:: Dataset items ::
=-=-=-=-=

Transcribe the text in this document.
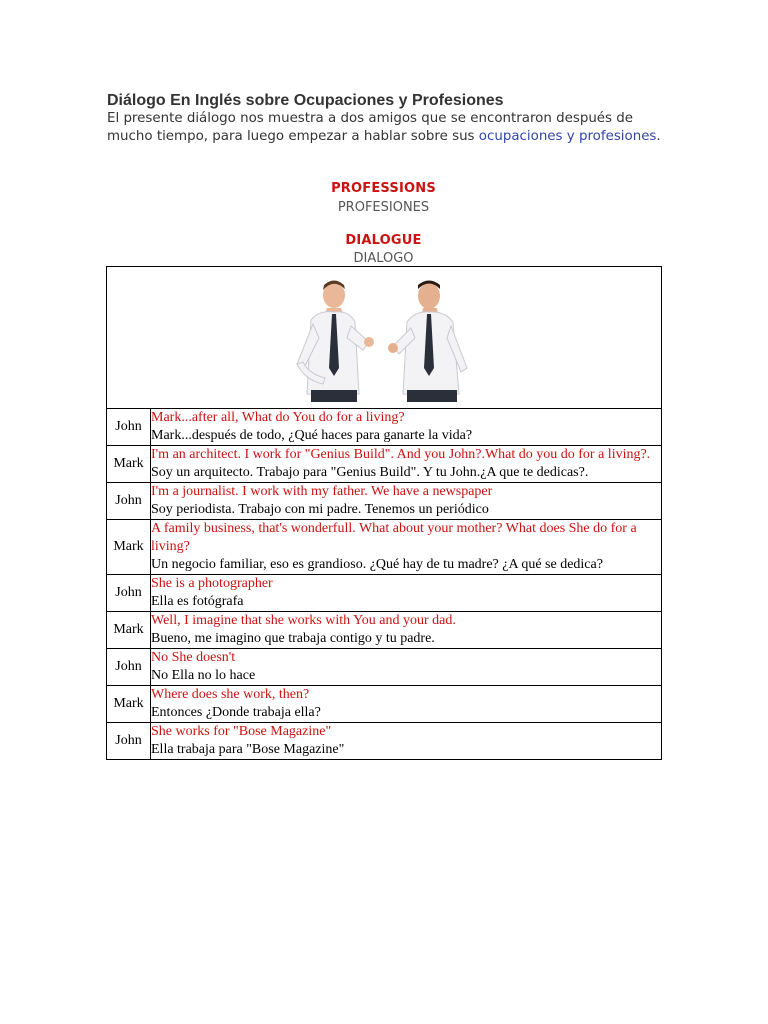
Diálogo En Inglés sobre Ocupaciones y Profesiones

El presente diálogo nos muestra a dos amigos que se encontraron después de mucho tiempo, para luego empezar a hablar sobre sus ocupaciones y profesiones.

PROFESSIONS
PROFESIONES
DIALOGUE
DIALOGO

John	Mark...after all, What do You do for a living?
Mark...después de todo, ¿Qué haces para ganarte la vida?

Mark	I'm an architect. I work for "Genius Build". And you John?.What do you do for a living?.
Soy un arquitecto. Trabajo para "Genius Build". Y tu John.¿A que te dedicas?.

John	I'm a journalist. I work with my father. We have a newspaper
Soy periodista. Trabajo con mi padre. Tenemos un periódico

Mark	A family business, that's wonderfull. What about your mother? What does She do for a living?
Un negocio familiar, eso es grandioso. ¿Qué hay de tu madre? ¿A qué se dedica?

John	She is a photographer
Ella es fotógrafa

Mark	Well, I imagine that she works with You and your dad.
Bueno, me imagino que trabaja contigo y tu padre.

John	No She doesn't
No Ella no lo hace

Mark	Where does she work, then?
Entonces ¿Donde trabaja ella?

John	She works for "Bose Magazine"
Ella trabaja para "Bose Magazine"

=-=-=-=-=

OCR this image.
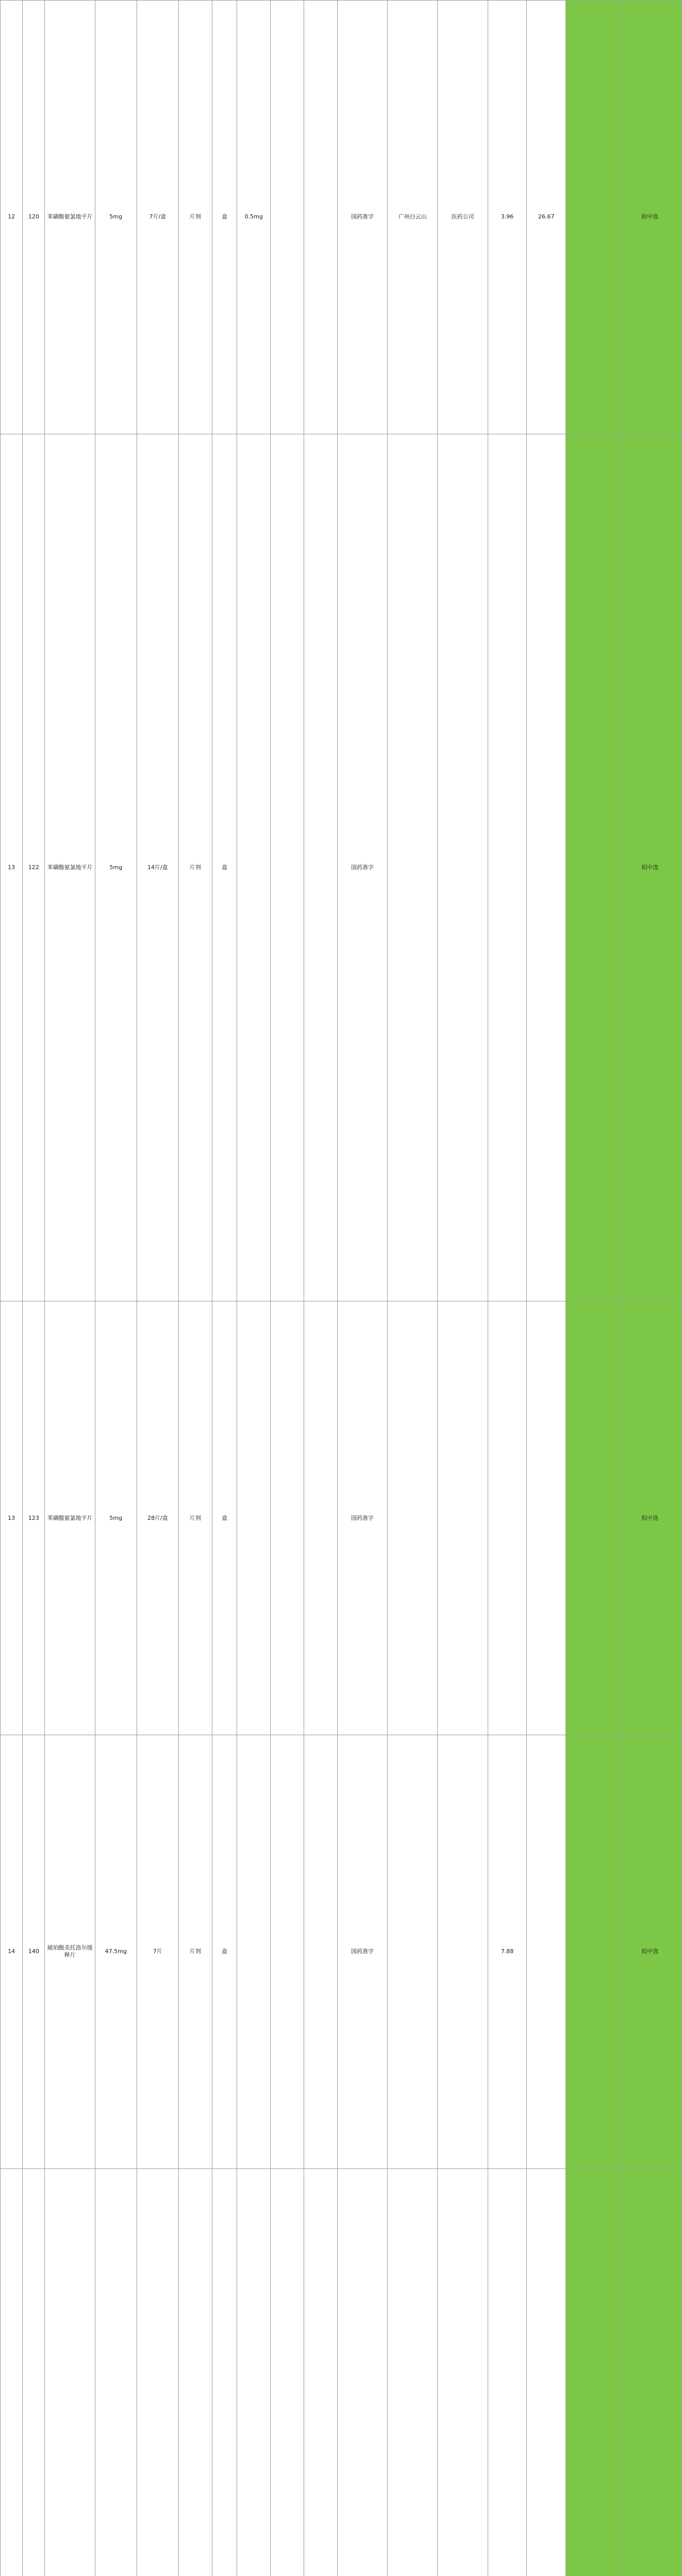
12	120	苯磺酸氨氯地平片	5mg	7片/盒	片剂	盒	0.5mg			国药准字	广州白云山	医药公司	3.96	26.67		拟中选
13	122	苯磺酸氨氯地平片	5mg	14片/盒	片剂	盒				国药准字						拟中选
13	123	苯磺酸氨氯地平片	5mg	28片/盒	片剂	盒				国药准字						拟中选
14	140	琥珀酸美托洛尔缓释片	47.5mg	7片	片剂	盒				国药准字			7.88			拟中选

=-=-=-=-=

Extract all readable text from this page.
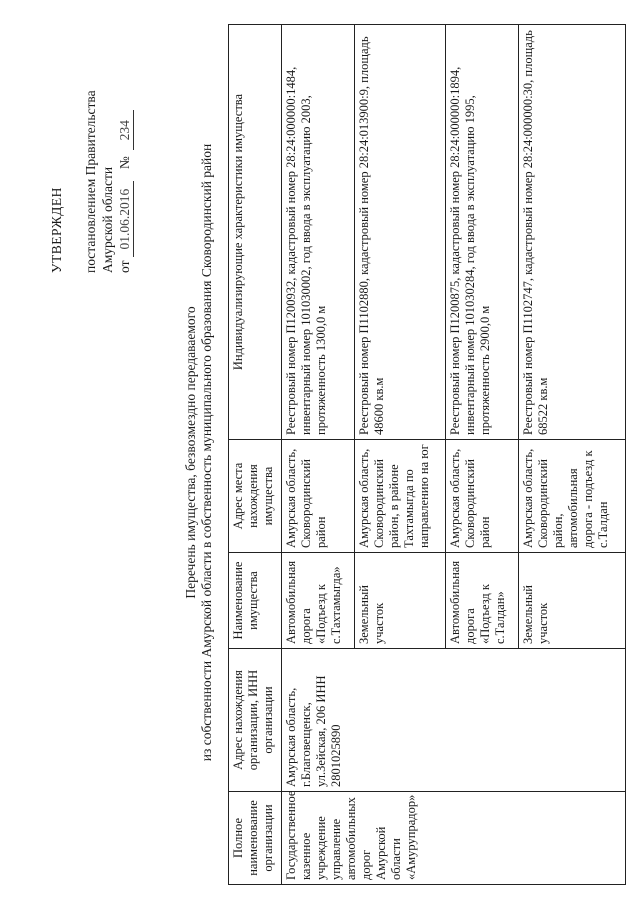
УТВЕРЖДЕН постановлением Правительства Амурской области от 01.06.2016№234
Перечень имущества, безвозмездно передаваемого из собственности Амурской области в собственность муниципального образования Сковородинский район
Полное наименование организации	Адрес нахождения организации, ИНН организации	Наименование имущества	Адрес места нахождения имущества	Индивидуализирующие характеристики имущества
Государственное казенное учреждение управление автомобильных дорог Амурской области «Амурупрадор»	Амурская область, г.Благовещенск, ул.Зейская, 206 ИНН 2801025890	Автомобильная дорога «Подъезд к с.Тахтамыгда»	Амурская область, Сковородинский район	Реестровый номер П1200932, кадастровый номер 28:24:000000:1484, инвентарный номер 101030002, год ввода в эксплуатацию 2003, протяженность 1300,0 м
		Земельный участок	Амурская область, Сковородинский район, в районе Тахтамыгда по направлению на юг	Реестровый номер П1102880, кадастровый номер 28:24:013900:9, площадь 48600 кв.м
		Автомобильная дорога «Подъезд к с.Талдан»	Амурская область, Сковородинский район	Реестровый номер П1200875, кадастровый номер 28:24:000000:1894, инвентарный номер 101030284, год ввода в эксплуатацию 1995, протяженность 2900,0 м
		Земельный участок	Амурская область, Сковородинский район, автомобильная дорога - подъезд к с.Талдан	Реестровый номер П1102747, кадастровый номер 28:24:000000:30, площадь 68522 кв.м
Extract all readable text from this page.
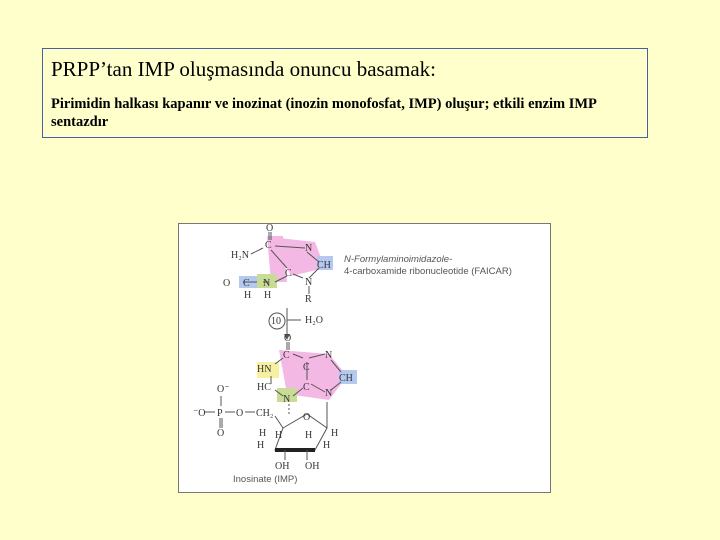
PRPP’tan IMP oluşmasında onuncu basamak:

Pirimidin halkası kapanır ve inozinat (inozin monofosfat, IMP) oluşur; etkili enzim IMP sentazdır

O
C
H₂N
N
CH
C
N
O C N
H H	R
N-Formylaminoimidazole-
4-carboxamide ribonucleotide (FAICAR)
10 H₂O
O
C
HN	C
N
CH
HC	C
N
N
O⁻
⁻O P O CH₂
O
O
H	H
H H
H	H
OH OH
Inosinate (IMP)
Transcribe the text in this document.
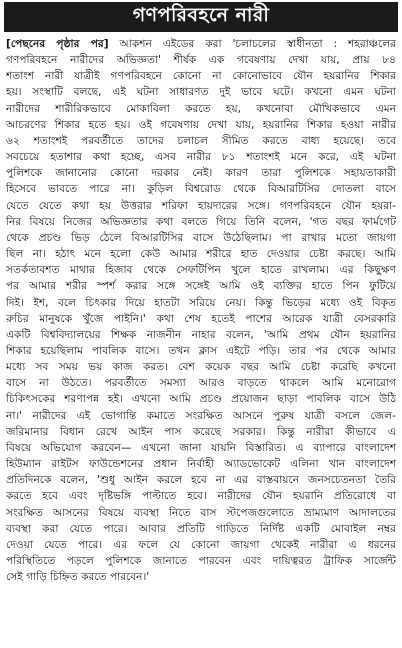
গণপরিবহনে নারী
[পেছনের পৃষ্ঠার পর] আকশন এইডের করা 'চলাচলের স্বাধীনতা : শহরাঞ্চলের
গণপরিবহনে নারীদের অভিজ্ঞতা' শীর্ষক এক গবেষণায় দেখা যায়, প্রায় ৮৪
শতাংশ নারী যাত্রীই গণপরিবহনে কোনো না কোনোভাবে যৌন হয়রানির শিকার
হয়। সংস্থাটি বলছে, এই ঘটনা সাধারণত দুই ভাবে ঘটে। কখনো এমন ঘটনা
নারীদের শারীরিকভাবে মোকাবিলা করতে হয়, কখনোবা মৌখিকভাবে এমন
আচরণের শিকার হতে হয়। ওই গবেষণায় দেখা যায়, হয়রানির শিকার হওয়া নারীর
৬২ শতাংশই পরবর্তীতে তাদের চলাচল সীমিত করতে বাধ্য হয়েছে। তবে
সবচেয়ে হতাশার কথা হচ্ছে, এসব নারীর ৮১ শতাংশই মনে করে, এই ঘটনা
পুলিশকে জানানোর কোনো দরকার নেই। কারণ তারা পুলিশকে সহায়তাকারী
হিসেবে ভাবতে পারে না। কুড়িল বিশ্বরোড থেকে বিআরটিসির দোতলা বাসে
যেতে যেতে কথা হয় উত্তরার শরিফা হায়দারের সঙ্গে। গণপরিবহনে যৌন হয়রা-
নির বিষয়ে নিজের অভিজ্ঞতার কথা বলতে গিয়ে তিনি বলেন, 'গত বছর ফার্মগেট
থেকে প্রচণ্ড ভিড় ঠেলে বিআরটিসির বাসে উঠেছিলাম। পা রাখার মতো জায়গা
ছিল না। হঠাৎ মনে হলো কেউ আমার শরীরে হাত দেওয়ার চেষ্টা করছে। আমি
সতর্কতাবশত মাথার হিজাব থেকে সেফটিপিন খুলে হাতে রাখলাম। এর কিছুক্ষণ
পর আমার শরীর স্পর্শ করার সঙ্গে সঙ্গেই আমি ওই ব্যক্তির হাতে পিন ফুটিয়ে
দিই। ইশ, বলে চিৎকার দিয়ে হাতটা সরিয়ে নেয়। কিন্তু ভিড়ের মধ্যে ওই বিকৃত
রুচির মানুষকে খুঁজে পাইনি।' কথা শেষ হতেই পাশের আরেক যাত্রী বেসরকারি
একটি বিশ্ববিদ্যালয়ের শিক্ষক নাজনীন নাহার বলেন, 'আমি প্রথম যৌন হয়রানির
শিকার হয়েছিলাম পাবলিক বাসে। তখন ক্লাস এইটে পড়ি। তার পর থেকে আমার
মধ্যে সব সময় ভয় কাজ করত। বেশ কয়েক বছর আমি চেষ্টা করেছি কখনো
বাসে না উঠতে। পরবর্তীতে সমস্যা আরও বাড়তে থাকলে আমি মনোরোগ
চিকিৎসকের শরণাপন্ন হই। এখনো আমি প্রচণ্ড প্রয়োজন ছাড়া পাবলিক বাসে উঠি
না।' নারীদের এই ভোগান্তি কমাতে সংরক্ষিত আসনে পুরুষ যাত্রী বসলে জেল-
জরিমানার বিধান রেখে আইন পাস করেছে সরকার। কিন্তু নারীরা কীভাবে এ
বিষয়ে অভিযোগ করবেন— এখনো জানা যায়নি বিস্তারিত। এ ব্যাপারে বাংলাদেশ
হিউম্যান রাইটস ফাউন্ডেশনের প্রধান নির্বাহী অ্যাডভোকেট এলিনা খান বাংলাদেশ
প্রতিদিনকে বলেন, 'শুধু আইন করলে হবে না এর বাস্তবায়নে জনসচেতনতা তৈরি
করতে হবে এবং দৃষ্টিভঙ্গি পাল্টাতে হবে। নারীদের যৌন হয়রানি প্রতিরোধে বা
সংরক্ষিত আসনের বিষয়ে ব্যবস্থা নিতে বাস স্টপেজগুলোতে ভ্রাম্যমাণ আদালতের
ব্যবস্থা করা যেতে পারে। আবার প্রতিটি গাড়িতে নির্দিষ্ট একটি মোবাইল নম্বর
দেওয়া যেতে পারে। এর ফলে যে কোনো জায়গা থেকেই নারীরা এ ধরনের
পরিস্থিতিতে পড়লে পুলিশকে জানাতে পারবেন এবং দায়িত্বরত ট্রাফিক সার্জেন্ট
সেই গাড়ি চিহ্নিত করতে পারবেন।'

=-=-=-=-=

:: Do this ::
Your answer should be only the number of lines that hold the word "Mark".

:: The result ::
6